**Problem to work on**
Whenever a line below holds the word "field", copy that line.

== Dataset rows ==

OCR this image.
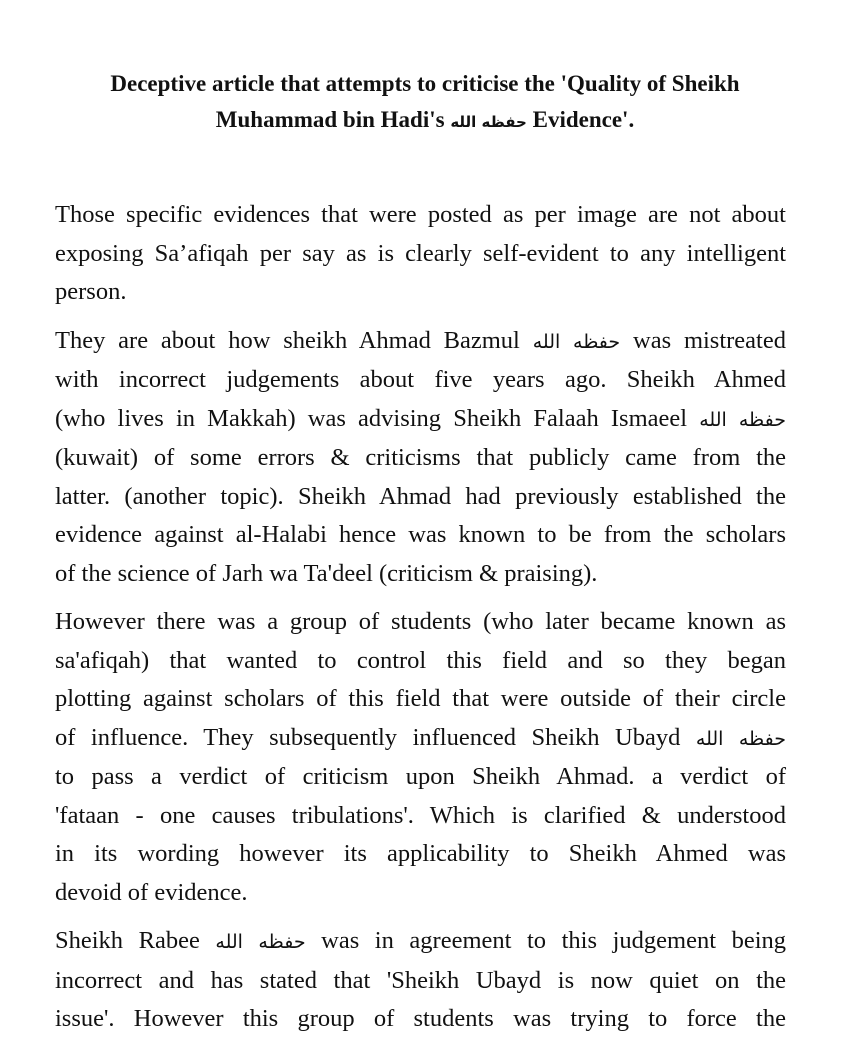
Deceptive article that attempts to criticise the 'Quality of Sheikh
Muhammad bin Hadi's حفظه الله Evidence'.

Those specific evidences that were posted as per image are not about
exposing Sa’afiqah per say as is clearly self-evident to any intelligent
person.

They are about how sheikh Ahmad Bazmul حفظه الله was mistreated
with incorrect judgements about five years ago. Sheikh Ahmed
(who lives in Makkah) was advising Sheikh Falaah Ismaeel حفظه الله
(kuwait) of some errors & criticisms that publicly came from the
latter. (another topic). Sheikh Ahmad had previously established the
evidence against al-Halabi hence was known to be from the scholars
of the science of Jarh wa Ta'deel (criticism & praising).

However there was a group of students (who later became known as
sa'afiqah) that wanted to control this field and so they began
plotting against scholars of this field that were outside of their circle
of influence. They subsequently influenced Sheikh Ubayd حفظه الله
to pass a verdict of criticism upon Sheikh Ahmad. a verdict of
'fataan - one causes tribulations'. Which is clarified & understood
in its wording however its applicability to Sheikh Ahmed was
devoid of evidence.

Sheikh Rabee حفظه الله was in agreement to this judgement being
incorrect and has stated that 'Sheikh Ubayd is now quiet on the
issue'. However this group of students was trying to force the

===

**Exercise result**
sa'afiqah) that wanted to control this field and so they began
plotting against scholars of this field that were outside of their circle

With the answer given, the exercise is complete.